WHAT YOU HAVE TO DO =>
Report the count of lines where the string "name" appears, and nothing else.

RECORDS FOR THE EXERCISE =>
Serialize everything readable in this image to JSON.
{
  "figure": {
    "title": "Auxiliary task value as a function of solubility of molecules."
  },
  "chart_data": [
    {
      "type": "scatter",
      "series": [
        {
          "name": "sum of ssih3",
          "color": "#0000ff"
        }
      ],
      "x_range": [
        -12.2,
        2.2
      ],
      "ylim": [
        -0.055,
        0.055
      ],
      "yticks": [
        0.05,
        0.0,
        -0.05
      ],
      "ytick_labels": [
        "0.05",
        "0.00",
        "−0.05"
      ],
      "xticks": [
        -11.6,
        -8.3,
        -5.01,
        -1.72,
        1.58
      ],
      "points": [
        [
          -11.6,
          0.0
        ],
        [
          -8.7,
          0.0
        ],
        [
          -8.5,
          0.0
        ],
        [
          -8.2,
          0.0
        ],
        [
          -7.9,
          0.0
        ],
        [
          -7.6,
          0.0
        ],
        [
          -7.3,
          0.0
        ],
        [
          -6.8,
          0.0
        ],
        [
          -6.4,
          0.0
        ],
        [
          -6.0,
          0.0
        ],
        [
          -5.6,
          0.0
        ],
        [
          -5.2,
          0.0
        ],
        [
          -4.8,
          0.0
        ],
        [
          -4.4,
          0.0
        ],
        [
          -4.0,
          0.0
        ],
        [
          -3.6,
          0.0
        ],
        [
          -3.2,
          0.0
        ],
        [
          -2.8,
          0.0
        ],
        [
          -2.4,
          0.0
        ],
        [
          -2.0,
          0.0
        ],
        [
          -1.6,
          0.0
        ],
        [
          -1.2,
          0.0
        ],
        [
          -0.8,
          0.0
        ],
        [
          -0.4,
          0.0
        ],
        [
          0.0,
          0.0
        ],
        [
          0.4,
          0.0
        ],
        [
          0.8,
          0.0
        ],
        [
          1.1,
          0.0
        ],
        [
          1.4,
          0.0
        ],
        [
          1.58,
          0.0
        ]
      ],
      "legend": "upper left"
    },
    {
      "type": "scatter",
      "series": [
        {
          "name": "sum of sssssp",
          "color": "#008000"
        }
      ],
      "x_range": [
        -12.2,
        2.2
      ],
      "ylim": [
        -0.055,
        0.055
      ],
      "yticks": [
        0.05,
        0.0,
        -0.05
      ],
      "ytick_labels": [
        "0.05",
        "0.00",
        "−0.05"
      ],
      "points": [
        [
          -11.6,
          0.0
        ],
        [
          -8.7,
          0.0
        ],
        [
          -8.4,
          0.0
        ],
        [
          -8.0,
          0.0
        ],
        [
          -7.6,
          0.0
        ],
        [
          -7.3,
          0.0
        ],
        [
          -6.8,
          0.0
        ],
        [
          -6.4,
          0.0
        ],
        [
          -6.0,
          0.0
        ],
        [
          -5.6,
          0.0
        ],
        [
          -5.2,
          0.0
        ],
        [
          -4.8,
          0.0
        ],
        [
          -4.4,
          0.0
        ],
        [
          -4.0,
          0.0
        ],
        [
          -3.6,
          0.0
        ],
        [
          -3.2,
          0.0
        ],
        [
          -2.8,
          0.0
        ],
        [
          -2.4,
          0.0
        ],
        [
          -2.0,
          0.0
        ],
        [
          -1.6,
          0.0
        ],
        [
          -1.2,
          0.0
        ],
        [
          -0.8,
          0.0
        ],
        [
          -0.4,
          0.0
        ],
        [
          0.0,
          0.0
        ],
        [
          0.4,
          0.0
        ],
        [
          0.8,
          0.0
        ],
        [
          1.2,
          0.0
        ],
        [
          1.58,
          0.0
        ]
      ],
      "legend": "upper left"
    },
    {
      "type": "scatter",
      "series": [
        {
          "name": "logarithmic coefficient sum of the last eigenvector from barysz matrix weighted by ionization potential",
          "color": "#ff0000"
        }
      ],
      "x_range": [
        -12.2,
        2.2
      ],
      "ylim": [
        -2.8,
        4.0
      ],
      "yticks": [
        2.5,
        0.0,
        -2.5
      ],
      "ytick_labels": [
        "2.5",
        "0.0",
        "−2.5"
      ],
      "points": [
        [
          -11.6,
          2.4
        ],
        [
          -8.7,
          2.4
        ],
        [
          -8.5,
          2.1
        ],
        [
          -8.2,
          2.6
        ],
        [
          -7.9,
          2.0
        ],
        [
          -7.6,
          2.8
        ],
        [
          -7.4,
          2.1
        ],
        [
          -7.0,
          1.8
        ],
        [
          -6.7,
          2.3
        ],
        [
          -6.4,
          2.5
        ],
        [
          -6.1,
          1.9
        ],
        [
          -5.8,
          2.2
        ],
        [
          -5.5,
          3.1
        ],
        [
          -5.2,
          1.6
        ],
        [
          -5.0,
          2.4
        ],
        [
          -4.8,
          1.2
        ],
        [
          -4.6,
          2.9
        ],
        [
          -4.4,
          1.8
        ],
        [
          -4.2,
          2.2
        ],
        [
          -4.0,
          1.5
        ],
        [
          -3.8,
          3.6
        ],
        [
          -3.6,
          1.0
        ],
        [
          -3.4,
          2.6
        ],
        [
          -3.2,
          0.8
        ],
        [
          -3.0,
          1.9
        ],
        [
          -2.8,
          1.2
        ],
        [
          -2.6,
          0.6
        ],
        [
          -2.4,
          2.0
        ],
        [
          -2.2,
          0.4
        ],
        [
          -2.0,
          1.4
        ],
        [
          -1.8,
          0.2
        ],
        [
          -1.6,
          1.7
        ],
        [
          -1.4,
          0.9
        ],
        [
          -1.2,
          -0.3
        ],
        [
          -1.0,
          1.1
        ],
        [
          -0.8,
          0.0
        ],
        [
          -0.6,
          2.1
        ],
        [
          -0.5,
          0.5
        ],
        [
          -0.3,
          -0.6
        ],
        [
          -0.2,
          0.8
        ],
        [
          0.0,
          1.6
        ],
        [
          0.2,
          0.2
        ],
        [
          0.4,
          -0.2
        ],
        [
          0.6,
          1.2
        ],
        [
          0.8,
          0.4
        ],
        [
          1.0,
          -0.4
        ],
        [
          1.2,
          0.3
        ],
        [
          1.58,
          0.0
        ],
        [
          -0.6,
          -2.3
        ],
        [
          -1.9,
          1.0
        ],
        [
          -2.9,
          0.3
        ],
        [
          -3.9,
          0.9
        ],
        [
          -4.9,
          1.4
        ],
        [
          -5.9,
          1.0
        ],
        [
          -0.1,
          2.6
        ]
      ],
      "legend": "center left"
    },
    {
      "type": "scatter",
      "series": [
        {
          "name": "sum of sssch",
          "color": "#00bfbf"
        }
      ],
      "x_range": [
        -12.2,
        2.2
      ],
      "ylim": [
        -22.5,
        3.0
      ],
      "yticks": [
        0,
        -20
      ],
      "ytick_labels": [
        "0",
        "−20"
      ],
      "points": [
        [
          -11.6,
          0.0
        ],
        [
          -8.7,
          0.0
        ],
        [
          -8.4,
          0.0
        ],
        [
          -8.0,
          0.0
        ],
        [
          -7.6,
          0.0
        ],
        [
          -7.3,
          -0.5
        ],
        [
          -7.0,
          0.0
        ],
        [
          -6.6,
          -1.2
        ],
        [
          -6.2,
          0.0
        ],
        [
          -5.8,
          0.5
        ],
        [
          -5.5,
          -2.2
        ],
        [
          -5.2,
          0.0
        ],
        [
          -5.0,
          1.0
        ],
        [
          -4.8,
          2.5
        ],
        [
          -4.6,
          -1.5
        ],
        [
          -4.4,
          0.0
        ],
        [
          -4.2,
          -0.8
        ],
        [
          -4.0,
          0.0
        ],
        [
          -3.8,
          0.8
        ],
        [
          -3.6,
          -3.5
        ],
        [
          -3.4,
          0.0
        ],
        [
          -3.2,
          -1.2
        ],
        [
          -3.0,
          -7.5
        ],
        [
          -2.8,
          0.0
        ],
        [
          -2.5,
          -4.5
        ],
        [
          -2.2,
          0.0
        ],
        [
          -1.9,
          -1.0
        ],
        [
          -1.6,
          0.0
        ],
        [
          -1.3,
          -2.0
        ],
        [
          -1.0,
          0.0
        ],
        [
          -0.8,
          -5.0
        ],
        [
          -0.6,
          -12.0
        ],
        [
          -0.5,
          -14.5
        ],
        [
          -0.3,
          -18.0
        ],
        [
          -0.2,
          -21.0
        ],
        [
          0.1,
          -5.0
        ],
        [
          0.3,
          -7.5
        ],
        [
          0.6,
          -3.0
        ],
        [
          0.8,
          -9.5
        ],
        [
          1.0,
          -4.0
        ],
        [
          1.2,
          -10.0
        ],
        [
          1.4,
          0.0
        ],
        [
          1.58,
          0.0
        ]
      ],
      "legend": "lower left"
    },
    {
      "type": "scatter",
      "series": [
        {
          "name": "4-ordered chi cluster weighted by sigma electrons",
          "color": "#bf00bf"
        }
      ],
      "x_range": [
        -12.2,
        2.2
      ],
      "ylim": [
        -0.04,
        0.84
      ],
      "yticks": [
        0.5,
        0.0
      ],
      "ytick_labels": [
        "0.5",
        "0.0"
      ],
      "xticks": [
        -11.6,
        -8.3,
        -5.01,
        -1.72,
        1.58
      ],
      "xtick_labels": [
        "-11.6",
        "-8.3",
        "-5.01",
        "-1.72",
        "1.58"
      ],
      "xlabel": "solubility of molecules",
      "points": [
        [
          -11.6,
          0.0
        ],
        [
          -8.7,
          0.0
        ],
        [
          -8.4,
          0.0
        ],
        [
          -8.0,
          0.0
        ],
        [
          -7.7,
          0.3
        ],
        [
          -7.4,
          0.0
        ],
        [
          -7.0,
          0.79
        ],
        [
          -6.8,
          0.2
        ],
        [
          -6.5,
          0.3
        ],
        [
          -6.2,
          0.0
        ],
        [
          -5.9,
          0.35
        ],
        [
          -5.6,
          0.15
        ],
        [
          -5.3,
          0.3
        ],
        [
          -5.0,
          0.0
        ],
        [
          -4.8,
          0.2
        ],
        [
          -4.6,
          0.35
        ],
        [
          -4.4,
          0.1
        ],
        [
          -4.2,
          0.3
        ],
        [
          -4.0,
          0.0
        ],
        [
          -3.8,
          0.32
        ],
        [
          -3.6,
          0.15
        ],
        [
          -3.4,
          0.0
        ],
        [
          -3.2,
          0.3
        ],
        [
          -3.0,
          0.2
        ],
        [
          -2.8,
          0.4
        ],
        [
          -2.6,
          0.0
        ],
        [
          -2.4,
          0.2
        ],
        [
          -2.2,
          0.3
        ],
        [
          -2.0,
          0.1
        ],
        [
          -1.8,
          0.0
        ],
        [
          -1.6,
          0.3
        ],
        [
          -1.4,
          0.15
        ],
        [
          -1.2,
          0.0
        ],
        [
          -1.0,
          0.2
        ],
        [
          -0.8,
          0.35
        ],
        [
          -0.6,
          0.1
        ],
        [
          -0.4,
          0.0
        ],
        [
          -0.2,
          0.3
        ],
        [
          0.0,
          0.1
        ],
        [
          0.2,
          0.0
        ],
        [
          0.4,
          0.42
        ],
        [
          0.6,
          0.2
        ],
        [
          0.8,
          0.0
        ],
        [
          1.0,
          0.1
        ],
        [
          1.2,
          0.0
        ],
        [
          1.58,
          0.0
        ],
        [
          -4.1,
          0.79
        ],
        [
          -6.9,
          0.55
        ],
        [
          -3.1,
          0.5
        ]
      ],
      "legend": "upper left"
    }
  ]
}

PROBLEM SOLUTION =>
5